Part of a data file

***

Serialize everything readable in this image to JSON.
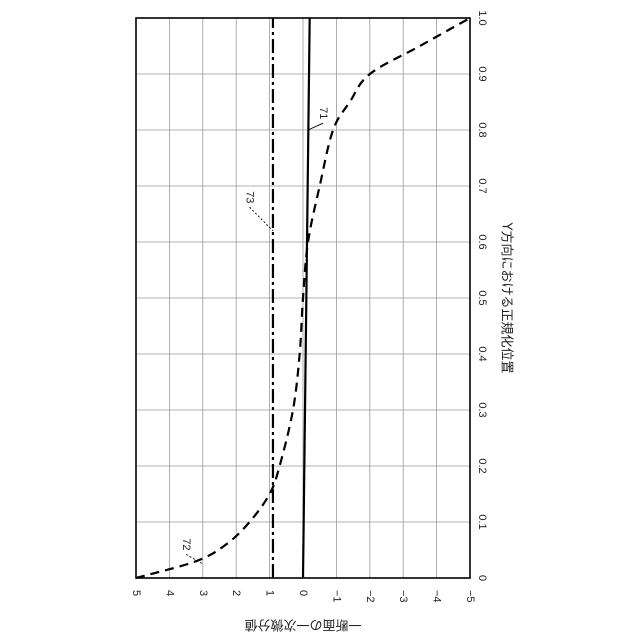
{
  "chart_data": {
    "type": "line",
    "rotation": "90deg-clockwise",
    "xlabel": "Y方向における正規化位置",
    "ylabel": "一断面の一次微分値",
    "xlim": [
      0,
      1.0
    ],
    "ylim": [
      -5,
      5
    ],
    "x_ticks": [
      "0",
      "0.1",
      "0.2",
      "0.3",
      "0.4",
      "0.5",
      "0.6",
      "0.7",
      "0.8",
      "0.9",
      "1.0"
    ],
    "y_ticks": [
      "5",
      "4",
      "3",
      "2",
      "1",
      "0",
      "−1",
      "−2",
      "−3",
      "−4",
      "−5"
    ],
    "grid": true,
    "series": [
      {
        "name": "71",
        "style": "solid",
        "x": [
          0,
          1.0
        ],
        "y": [
          0,
          -0.2
        ]
      },
      {
        "name": "72",
        "style": "dashed",
        "x": [
          0,
          0.03,
          0.06,
          0.1,
          0.15,
          0.2,
          0.3,
          0.4,
          0.5,
          0.6,
          0.7,
          0.8,
          0.85,
          0.9,
          0.95,
          1.0
        ],
        "y": [
          5.0,
          3.2,
          2.3,
          1.6,
          1.0,
          0.7,
          0.3,
          0.1,
          0.0,
          -0.15,
          -0.5,
          -0.9,
          -1.4,
          -2.0,
          -3.5,
          -5.0
        ]
      },
      {
        "name": "73",
        "style": "dash-dot",
        "x": [
          0,
          1.0
        ],
        "y": [
          0.9,
          0.9
        ]
      }
    ],
    "annotations": [
      {
        "text": "71",
        "x": 0.83,
        "y": -0.6
      },
      {
        "text": "72",
        "x": 0.06,
        "y": 3.5
      },
      {
        "text": "73",
        "x": 0.68,
        "y": 1.6
      }
    ]
  }
}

***

> **Task to carry out**
Which lines contain "style"? Copy each of them out.

> **The answer**
        "style": "solid",
        "style": "dashed",
        "style": "dash-dot",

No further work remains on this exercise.